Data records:
══════════════════════════════

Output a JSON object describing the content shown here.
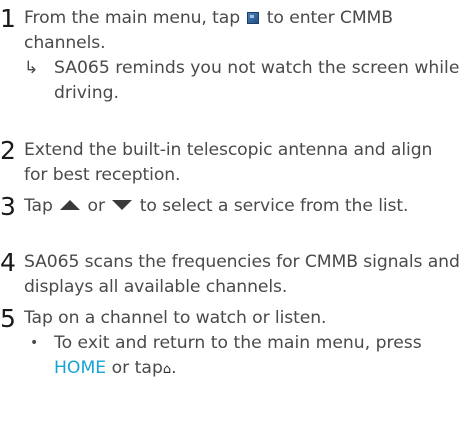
{
  "steps": [
    {
      "number": "1",
      "text_before_icon": "From the main menu, tap",
      "icon": "cmmb-app-icon",
      "text_after_icon": "to enter CMMB channels.",
      "result": {
        "marker": "↳",
        "text": "SA065 reminds you not watch the screen while driving."
      }
    },
    {
      "number": "2",
      "text": "Extend the built-in telescopic antenna and align for best reception."
    },
    {
      "number": "3",
      "text_part1": "Tap",
      "icon_up": "triangle-up-icon",
      "text_part2": "or",
      "icon_down": "triangle-down-icon",
      "text_part3": "to select a service from the list."
    },
    {
      "number": "4",
      "text": "SA065 scans the frequencies for CMMB signals and displays all available channels."
    },
    {
      "number": "5",
      "text": "Tap on a channel to watch or listen.",
      "bullet": {
        "marker": "•",
        "text_part1": "To exit and return to the main menu, press",
        "highlight": "HOME",
        "text_part2": "or tap",
        "icon": "home-icon",
        "text_part3": "."
      }
    }
  ],
  "colors": {
    "body_text": "#4a4a4a",
    "step_number": "#1a1a1a",
    "highlight": "#19a3d4"
  }
}
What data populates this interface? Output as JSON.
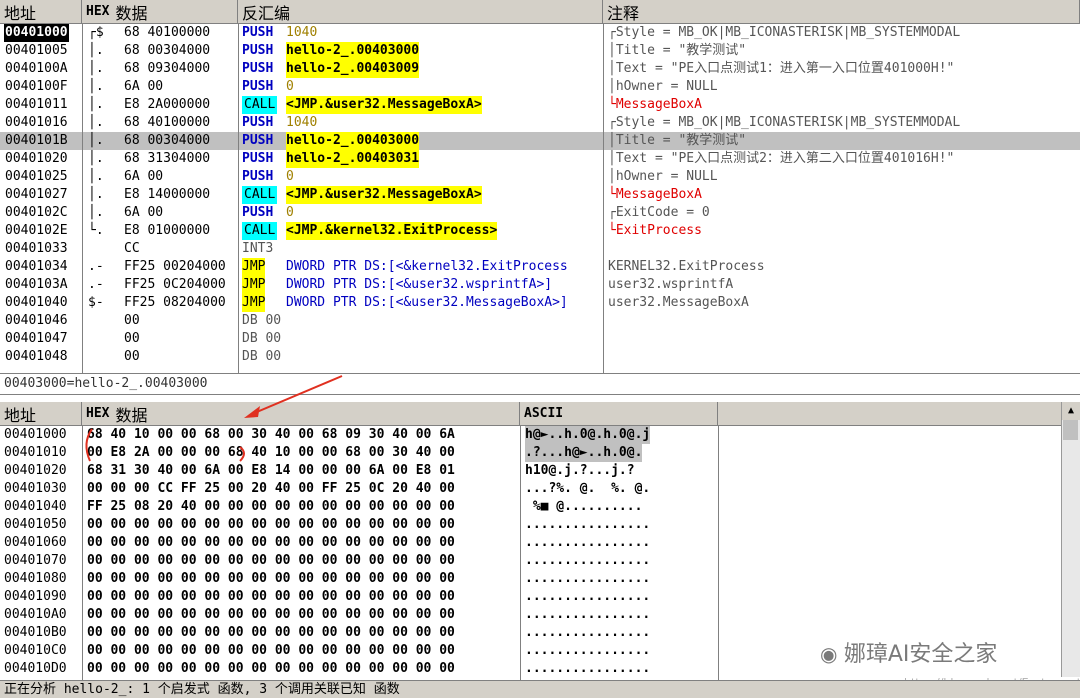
{
  "disasm_headers": {
    "addr": "地址",
    "hex_b": "HEX",
    "hex": "数据",
    "disasm": "反汇编",
    "comment": "注释"
  },
  "disasm_rows": [
    {
      "addr": "00401000",
      "marker": "┌$",
      "hex": "68 40100000",
      "mnem": "PUSH",
      "arg": "1040",
      "comment": "┌Style = MB_OK|MB_ICONASTERISK|MB_SYSTEMMODAL"
    },
    {
      "addr": "00401005",
      "marker": "│.",
      "hex": "68 00304000",
      "mnem": "PUSH",
      "arg": "hello-2_.00403000",
      "comment": "│Title = \"教学测试\""
    },
    {
      "addr": "0040100A",
      "marker": "│.",
      "hex": "68 09304000",
      "mnem": "PUSH",
      "arg": "hello-2_.00403009",
      "comment": "│Text = \"PE入口点测试1：进入第一入口位置401000H!\""
    },
    {
      "addr": "0040100F",
      "marker": "│.",
      "hex": "6A 00",
      "mnem": "PUSH",
      "arg": "0",
      "comment": "│hOwner = NULL"
    },
    {
      "addr": "00401011",
      "marker": "│.",
      "hex": "E8 2A000000",
      "mnem": "CALL",
      "arg": "<JMP.&user32.MessageBoxA>",
      "comment": "└MessageBoxA"
    },
    {
      "addr": "00401016",
      "marker": "│.",
      "hex": "68 40100000",
      "mnem": "PUSH",
      "arg": "1040",
      "comment": "┌Style = MB_OK|MB_ICONASTERISK|MB_SYSTEMMODAL"
    },
    {
      "addr": "0040101B",
      "marker": "│.",
      "hex": "68 00304000",
      "mnem": "PUSH",
      "arg": "hello-2_.00403000",
      "comment": "│Title = \"教学测试\""
    },
    {
      "addr": "00401020",
      "marker": "│.",
      "hex": "68 31304000",
      "mnem": "PUSH",
      "arg": "hello-2_.00403031",
      "comment": "│Text = \"PE入口点测试2：进入第二入口位置401016H!\""
    },
    {
      "addr": "00401025",
      "marker": "│.",
      "hex": "6A 00",
      "mnem": "PUSH",
      "arg": "0",
      "comment": "│hOwner = NULL"
    },
    {
      "addr": "00401027",
      "marker": "│.",
      "hex": "E8 14000000",
      "mnem": "CALL",
      "arg": "<JMP.&user32.MessageBoxA>",
      "comment": "└MessageBoxA"
    },
    {
      "addr": "0040102C",
      "marker": "│.",
      "hex": "6A 00",
      "mnem": "PUSH",
      "arg": "0",
      "comment": "┌ExitCode = 0"
    },
    {
      "addr": "0040102E",
      "marker": "└.",
      "hex": "E8 01000000",
      "mnem": "CALL",
      "arg": "<JMP.&kernel32.ExitProcess>",
      "comment": "└ExitProcess"
    },
    {
      "addr": "00401033",
      "marker": "",
      "hex": "CC",
      "mnem": "INT3",
      "arg": "",
      "comment": ""
    },
    {
      "addr": "00401034",
      "marker": ".-",
      "hex": "FF25 00204000",
      "mnem": "JMP",
      "arg": "DWORD PTR DS:[<&kernel32.ExitProcess",
      "comment": "KERNEL32.ExitProcess"
    },
    {
      "addr": "0040103A",
      "marker": ".-",
      "hex": "FF25 0C204000",
      "mnem": "JMP",
      "arg": "DWORD PTR DS:[<&user32.wsprintfA>]",
      "comment": "user32.wsprintfA"
    },
    {
      "addr": "00401040",
      "marker": "$-",
      "hex": "FF25 08204000",
      "mnem": "JMP",
      "arg": "DWORD PTR DS:[<&user32.MessageBoxA>]",
      "comment": "user32.MessageBoxA"
    },
    {
      "addr": "00401046",
      "marker": "",
      "hex": "00",
      "mnem": "DB 00",
      "arg": "",
      "comment": ""
    },
    {
      "addr": "00401047",
      "marker": "",
      "hex": "00",
      "mnem": "DB 00",
      "arg": "",
      "comment": ""
    },
    {
      "addr": "00401048",
      "marker": "",
      "hex": "00",
      "mnem": "DB 00",
      "arg": "",
      "comment": ""
    }
  ],
  "info_line": "00403000=hello-2_.00403000",
  "dump_headers": {
    "addr": "地址",
    "hex_b": "HEX",
    "hex": "数据",
    "ascii": "ASCII"
  },
  "dump_rows": [
    {
      "addr": "00401000",
      "hex": "68 40 10 00 00 68 00 30 40 00 68 09 30 40 00 6A",
      "ascii": "h@►..h.0@.h.0@.j"
    },
    {
      "addr": "00401010",
      "hex": "00 E8 2A 00 00 00 68 40 10 00 00 68 00 30 40 00",
      "ascii": ".?...h@►..h.0@."
    },
    {
      "addr": "00401020",
      "hex": "68 31 30 40 00 6A 00 E8 14 00 00 00 6A 00 E8 01",
      "ascii": "h10@.j.?...j.?"
    },
    {
      "addr": "00401030",
      "hex": "00 00 00 CC FF 25 00 20 40 00 FF 25 0C 20 40 00",
      "ascii": "...?%. @.  %. @."
    },
    {
      "addr": "00401040",
      "hex": "FF 25 08 20 40 00 00 00 00 00 00 00 00 00 00 00",
      "ascii": " %■ @.........."
    },
    {
      "addr": "00401050",
      "hex": "00 00 00 00 00 00 00 00 00 00 00 00 00 00 00 00",
      "ascii": "................"
    },
    {
      "addr": "00401060",
      "hex": "00 00 00 00 00 00 00 00 00 00 00 00 00 00 00 00",
      "ascii": "................"
    },
    {
      "addr": "00401070",
      "hex": "00 00 00 00 00 00 00 00 00 00 00 00 00 00 00 00",
      "ascii": "................"
    },
    {
      "addr": "00401080",
      "hex": "00 00 00 00 00 00 00 00 00 00 00 00 00 00 00 00",
      "ascii": "................"
    },
    {
      "addr": "00401090",
      "hex": "00 00 00 00 00 00 00 00 00 00 00 00 00 00 00 00",
      "ascii": "................"
    },
    {
      "addr": "004010A0",
      "hex": "00 00 00 00 00 00 00 00 00 00 00 00 00 00 00 00",
      "ascii": "................"
    },
    {
      "addr": "004010B0",
      "hex": "00 00 00 00 00 00 00 00 00 00 00 00 00 00 00 00",
      "ascii": "................"
    },
    {
      "addr": "004010C0",
      "hex": "00 00 00 00 00 00 00 00 00 00 00 00 00 00 00 00",
      "ascii": "................"
    },
    {
      "addr": "004010D0",
      "hex": "00 00 00 00 00 00 00 00 00 00 00 00 00 00 00 00",
      "ascii": "................"
    }
  ],
  "status": "正在分析 hello-2_: 1 个启发式 函数, 3 个调用关联已知 函数",
  "watermark": "娜璋AI安全之家",
  "watermark_url": "https://blog.csdn.net/Eastmount",
  "colors": {
    "yellow": "#ffff00",
    "cyan": "#00ffff",
    "blue": "#0000c0",
    "red": "#e00000",
    "arrow": "#e03020"
  }
}
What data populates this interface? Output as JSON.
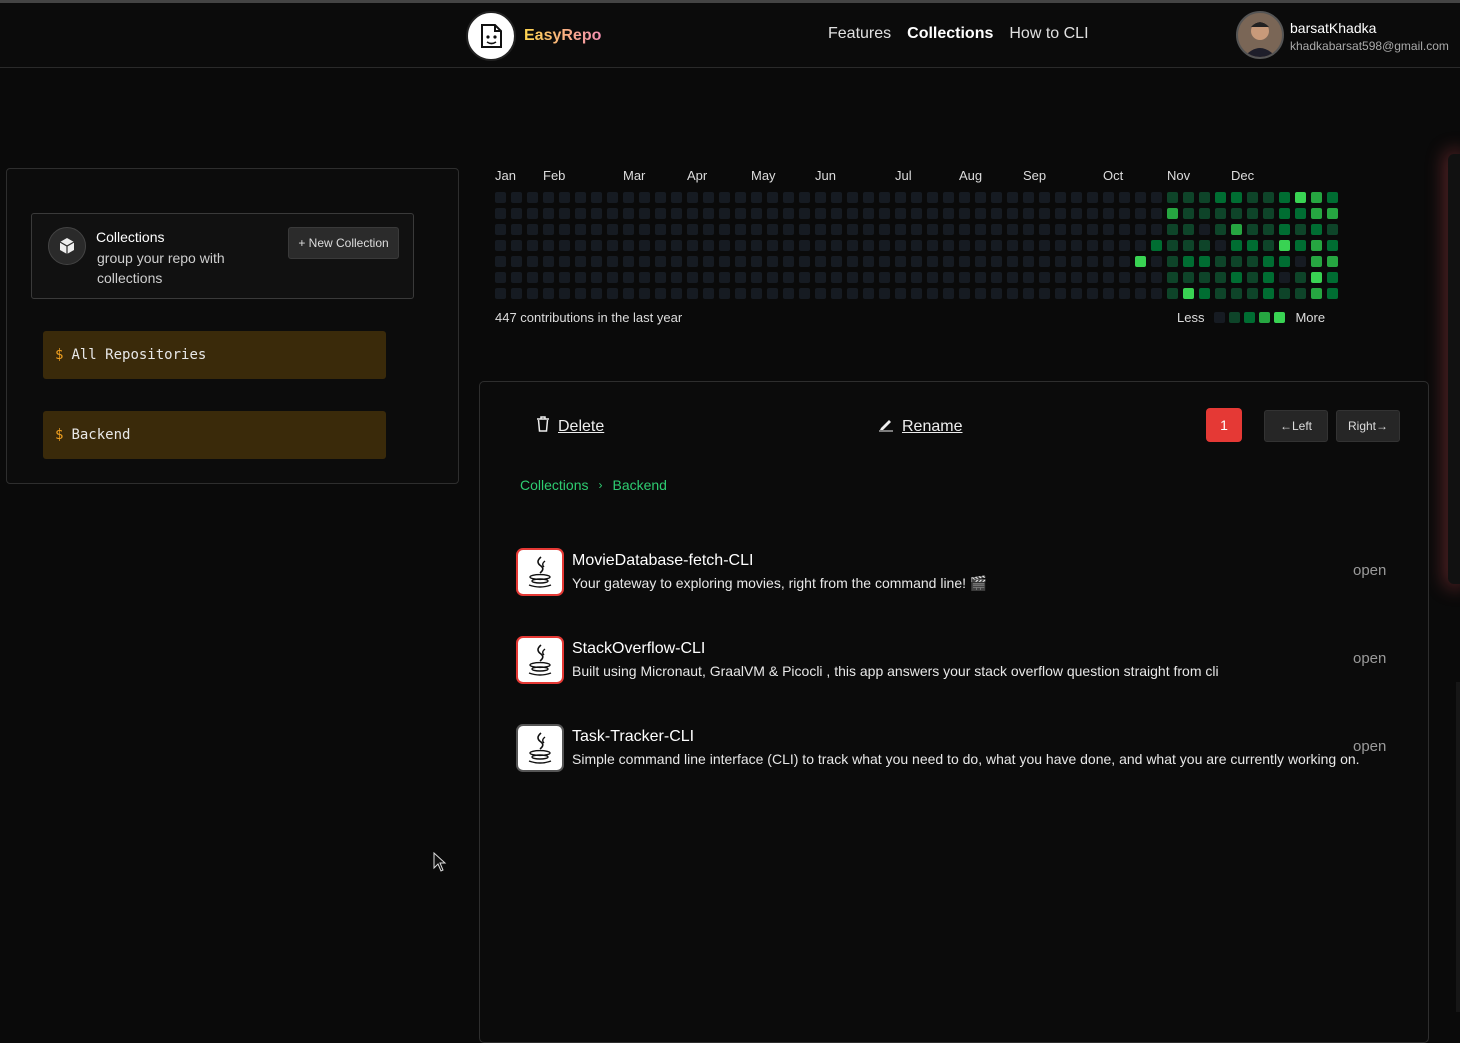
{
  "header": {
    "brand": "EasyRepo",
    "nav": [
      {
        "label": "Features",
        "active": false
      },
      {
        "label": "Collections",
        "active": true
      },
      {
        "label": "How to CLI",
        "active": false
      }
    ],
    "user": {
      "name": "barsatKhadka",
      "email": "khadkabarsat598@gmail.com"
    }
  },
  "sidebar": {
    "collections_card": {
      "title": "Collections",
      "subtitle": "group your repo with collections",
      "new_button": "+ New Collection"
    },
    "items": [
      {
        "prefix": "$",
        "label": "All Repositories"
      },
      {
        "prefix": "$",
        "label": "Backend"
      }
    ]
  },
  "heatmap": {
    "months": [
      "Jan",
      "Feb",
      "Mar",
      "Apr",
      "May",
      "Jun",
      "Jul",
      "Aug",
      "Sep",
      "Oct",
      "Nov",
      "Dec"
    ],
    "summary": "447 contributions in the last year",
    "legend_less": "Less",
    "legend_more": "More",
    "colors": [
      "#161b22",
      "#0e4429",
      "#006d32",
      "#26a641",
      "#39d353"
    ]
  },
  "main": {
    "delete_label": "Delete",
    "rename_label": "Rename",
    "page": "1",
    "left_label": "←Left",
    "right_label": "Right→",
    "breadcrumb": [
      "Collections",
      "Backend"
    ],
    "repos": [
      {
        "name": "MovieDatabase-fetch-CLI",
        "desc": "Your gateway to exploring movies, right from the command line! 🎬",
        "action": "open",
        "border": "red"
      },
      {
        "name": "StackOverflow-CLI",
        "desc": "Built using Micronaut, GraalVM & Picocli , this app answers your stack overflow question straight from cli",
        "action": "open",
        "border": "red"
      },
      {
        "name": "Task-Tracker-CLI",
        "desc": "Simple command line interface (CLI) to track what you need to do, what you have done, and what you are currently working on.",
        "action": "open",
        "border": "gray"
      }
    ]
  }
}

══════════════════════════════

*Task brief*:
Only lines with the string "triangle" belong in your answer; copy each one.

*Solution*:
      "icon_up": "triangle-up-icon",
      "icon_down": "triangle-down-icon",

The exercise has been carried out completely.